Set problem
The records below should be written out again, exactly.

Materials provided
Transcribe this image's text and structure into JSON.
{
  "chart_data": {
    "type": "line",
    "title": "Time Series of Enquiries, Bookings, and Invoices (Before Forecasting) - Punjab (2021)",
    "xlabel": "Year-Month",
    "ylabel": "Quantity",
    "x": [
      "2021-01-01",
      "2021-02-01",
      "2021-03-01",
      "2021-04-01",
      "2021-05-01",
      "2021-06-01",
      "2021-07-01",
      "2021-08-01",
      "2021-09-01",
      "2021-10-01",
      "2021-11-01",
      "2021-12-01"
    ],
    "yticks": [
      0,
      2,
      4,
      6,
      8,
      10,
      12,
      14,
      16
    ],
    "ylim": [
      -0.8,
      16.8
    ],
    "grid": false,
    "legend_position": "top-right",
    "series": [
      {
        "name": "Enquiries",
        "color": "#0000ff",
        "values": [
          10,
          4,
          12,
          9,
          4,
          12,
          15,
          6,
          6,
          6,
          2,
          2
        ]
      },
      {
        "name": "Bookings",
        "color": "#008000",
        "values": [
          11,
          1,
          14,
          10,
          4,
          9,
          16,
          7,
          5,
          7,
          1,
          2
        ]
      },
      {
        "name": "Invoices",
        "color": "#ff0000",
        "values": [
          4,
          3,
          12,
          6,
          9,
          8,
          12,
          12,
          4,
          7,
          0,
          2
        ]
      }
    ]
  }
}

Task solution
Transcribe this image's text and structure into JSON.
{
  "chart_data": {
    "type": "line",
    "title": "Time Series of Enquiries, Bookings, and Invoices (Before Forecasting) - Punjab (2021)",
    "xlabel": "Year-Month",
    "ylabel": "Quantity",
    "x": [
      "2021-01-01",
      "2021-02-01",
      "2021-03-01",
      "2021-04-01",
      "2021-05-01",
      "2021-06-01",
      "2021-07-01",
      "2021-08-01",
      "2021-09-01",
      "2021-10-01",
      "2021-11-01",
      "2021-12-01"
    ],
    "yticks": [
      0,
      2,
      4,
      6,
      8,
      10,
      12,
      14,
      16
    ],
    "ylim": [
      -0.8,
      16.8
    ],
    "grid": false,
    "legend_position": "top-right",
    "series": [
      {
        "name": "Enquiries",
        "color": "#0000ff",
        "values": [
          10,
          4,
          12,
          9,
          4,
          12,
          15,
          6,
          6,
          6,
          2,
          2
        ]
      },
      {
        "name": "Bookings",
        "color": "#008000",
        "values": [
          11,
          1,
          14,
          10,
          4,
          9,
          16,
          7,
          5,
          7,
          1,
          2
        ]
      },
      {
        "name": "Invoices",
        "color": "#ff0000",
        "values": [
          4,
          3,
          12,
          6,
          9,
          8,
          12,
          12,
          4,
          7,
          0,
          2
        ]
      }
    ]
  }
}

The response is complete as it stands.